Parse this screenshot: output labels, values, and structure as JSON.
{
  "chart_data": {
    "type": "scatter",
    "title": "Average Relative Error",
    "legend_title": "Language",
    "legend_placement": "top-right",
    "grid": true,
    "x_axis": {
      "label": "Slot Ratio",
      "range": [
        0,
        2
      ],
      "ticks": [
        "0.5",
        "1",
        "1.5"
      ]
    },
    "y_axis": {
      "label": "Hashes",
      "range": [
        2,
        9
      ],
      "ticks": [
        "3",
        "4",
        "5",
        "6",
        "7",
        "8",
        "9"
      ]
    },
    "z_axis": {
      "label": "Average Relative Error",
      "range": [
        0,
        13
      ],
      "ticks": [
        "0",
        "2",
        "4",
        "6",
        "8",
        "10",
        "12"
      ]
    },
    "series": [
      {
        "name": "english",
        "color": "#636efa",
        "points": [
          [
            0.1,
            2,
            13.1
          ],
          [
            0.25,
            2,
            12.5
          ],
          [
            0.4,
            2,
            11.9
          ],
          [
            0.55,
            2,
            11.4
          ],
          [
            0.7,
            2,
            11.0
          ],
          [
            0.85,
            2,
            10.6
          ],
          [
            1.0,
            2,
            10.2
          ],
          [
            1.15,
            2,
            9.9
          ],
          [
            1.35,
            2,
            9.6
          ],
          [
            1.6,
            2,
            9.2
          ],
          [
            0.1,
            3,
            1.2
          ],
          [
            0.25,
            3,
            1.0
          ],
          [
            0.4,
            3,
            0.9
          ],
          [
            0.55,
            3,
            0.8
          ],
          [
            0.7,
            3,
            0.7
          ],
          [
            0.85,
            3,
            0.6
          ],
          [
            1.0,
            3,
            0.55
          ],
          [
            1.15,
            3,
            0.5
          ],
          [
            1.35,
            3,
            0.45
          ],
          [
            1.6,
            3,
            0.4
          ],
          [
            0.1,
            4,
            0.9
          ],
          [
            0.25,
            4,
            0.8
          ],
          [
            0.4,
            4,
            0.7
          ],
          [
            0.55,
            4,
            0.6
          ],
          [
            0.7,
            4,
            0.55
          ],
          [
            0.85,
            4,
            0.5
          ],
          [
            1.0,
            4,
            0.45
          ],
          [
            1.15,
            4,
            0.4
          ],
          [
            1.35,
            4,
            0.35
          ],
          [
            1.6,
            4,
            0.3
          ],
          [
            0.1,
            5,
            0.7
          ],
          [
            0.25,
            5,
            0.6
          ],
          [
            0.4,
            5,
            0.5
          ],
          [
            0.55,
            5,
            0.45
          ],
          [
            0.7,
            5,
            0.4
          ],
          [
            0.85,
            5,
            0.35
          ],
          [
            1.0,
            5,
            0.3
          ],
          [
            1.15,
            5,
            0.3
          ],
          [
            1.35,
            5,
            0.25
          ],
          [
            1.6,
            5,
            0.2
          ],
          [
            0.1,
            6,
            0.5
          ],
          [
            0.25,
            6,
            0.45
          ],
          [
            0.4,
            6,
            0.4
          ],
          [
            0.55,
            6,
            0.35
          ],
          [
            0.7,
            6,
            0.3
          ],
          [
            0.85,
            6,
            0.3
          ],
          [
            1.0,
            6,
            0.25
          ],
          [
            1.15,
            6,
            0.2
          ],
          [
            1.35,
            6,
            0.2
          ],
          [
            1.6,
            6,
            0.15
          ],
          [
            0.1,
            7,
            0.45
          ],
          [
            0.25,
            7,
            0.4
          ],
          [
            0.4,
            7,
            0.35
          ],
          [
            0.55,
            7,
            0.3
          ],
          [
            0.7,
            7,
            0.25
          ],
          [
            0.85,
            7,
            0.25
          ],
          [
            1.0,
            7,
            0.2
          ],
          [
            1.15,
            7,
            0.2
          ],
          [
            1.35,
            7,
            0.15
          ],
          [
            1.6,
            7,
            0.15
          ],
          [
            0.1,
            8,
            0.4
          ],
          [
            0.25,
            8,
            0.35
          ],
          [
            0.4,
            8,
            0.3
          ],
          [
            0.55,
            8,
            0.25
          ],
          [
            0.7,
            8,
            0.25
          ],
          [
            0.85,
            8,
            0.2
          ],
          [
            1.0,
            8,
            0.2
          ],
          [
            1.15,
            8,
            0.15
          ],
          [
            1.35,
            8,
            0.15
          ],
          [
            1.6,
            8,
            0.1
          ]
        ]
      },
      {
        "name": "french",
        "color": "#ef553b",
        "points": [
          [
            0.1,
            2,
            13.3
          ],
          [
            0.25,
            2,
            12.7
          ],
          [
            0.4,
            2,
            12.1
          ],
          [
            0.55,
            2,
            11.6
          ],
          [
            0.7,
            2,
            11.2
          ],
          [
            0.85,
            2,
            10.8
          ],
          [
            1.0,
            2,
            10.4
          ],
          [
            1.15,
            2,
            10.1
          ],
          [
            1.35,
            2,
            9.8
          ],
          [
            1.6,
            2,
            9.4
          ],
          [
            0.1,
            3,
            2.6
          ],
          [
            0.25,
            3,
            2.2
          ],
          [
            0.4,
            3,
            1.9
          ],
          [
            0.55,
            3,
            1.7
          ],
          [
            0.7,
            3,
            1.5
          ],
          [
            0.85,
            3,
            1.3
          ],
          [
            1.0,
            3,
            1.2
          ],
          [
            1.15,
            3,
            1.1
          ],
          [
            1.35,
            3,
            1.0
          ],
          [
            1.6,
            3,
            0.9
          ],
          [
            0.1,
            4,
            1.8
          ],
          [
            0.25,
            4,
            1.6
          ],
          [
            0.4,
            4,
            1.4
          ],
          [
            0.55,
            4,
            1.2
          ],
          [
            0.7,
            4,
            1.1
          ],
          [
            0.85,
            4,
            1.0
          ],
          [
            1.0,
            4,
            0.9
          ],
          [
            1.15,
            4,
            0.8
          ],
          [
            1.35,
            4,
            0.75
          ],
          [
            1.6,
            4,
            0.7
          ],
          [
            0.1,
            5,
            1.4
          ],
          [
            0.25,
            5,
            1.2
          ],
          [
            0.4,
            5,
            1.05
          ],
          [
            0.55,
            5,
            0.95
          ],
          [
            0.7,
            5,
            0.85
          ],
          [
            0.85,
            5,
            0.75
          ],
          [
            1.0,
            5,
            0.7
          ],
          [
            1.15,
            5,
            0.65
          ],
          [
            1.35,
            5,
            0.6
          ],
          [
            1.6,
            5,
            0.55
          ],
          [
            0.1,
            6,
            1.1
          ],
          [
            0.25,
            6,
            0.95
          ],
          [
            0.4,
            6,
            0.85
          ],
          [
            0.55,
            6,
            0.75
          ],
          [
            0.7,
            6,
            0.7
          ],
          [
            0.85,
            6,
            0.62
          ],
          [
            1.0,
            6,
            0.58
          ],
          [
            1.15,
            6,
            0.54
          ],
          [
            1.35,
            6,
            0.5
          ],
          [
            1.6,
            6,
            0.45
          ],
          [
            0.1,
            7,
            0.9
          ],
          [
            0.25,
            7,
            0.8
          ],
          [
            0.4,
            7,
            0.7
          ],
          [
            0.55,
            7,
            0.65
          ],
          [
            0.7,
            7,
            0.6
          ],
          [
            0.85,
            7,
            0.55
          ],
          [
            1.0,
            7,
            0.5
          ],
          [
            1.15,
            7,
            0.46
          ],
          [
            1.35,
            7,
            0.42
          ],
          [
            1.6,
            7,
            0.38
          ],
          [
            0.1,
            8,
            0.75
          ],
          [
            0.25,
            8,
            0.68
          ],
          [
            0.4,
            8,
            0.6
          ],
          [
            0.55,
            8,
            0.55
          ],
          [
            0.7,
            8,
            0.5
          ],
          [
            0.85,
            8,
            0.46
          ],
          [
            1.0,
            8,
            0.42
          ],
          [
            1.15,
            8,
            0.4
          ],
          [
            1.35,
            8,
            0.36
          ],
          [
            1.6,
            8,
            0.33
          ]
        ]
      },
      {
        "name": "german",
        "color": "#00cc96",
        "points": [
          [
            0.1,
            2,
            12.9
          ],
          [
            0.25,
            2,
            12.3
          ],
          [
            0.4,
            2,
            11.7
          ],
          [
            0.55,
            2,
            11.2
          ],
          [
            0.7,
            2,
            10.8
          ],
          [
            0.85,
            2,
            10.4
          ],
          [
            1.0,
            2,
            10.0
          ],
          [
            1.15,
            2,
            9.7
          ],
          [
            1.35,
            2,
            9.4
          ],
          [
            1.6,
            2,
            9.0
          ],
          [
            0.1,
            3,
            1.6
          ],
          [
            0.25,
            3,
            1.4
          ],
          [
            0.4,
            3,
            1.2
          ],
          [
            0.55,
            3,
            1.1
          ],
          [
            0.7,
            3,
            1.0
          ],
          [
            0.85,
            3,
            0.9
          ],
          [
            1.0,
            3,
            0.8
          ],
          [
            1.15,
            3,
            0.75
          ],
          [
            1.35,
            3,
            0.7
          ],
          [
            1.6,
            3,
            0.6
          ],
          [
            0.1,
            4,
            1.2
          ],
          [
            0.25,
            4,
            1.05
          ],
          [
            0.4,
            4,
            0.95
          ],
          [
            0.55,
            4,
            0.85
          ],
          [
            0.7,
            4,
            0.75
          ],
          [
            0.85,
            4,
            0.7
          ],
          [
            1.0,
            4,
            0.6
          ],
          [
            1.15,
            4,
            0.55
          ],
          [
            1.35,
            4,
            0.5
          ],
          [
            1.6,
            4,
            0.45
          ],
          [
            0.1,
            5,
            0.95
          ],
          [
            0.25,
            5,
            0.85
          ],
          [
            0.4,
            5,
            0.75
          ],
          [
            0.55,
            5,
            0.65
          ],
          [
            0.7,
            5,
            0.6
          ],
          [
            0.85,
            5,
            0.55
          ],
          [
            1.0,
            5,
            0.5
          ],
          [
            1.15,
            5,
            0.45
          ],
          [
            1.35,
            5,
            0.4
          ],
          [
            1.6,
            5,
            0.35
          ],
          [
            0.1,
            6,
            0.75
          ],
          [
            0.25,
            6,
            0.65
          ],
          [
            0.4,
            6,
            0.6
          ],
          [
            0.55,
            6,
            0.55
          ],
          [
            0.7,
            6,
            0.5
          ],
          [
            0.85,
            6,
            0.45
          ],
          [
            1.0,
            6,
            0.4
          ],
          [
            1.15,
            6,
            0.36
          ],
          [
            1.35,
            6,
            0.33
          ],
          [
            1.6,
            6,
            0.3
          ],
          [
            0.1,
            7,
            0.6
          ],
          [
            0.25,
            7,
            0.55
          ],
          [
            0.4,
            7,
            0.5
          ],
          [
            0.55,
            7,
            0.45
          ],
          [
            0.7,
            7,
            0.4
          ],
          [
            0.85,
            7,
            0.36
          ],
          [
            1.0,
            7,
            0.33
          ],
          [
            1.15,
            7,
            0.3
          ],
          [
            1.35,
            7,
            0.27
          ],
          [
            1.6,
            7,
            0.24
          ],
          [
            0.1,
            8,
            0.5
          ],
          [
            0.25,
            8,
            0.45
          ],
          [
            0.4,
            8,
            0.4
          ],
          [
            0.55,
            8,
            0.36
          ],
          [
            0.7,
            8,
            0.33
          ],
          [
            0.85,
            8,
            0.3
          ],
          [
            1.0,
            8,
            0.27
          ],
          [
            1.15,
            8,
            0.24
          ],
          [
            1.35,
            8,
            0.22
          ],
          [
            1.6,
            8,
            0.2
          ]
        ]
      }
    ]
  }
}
**********
__EXERCISE DIRECTIONS__. In the records above, tally the lines where the word "color" appears, and give the number and nothing else.

__WRITTEN SOLUTION__. 3